** Required work **
All of the records listed below should be retyped exactly.

═══ Supplied records ═══

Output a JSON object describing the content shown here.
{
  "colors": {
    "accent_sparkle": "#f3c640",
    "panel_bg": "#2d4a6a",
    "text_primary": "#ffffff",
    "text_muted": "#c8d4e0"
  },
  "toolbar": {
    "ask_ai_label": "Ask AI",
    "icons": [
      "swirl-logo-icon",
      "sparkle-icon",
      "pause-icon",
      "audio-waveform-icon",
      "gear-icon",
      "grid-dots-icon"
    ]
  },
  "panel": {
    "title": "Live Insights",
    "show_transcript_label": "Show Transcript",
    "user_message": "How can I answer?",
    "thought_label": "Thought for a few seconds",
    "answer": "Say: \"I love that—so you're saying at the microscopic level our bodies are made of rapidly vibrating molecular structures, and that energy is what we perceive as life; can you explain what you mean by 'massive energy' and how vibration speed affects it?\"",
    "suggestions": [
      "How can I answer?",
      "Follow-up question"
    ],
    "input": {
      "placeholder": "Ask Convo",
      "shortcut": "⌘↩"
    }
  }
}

═══

** Answer to this exercise **
Output a JSON object describing the content shown here.
{
  "colors": {
    "accent_sparkle": "#f3c640",
    "panel_bg": "#2d4a6a",
    "text_primary": "#ffffff",
    "text_muted": "#c8d4e0"
  },
  "toolbar": {
    "ask_ai_label": "Ask AI",
    "icons": [
      "swirl-logo-icon",
      "sparkle-icon",
      "pause-icon",
      "audio-waveform-icon",
      "gear-icon",
      "grid-dots-icon"
    ]
  },
  "panel": {
    "title": "Live Insights",
    "show_transcript_label": "Show Transcript",
    "user_message": "How can I answer?",
    "thought_label": "Thought for a few seconds",
    "answer": "Say: \"I love that—so you're saying at the microscopic level our bodies are made of rapidly vibrating molecular structures, and that energy is what we perceive as life; can you explain what you mean by 'massive energy' and how vibration speed affects it?\"",
    "suggestions": [
      "How can I answer?",
      "Follow-up question"
    ],
    "input": {
      "placeholder": "Ask Convo",
      "shortcut": "⌘↩"
    }
  }
}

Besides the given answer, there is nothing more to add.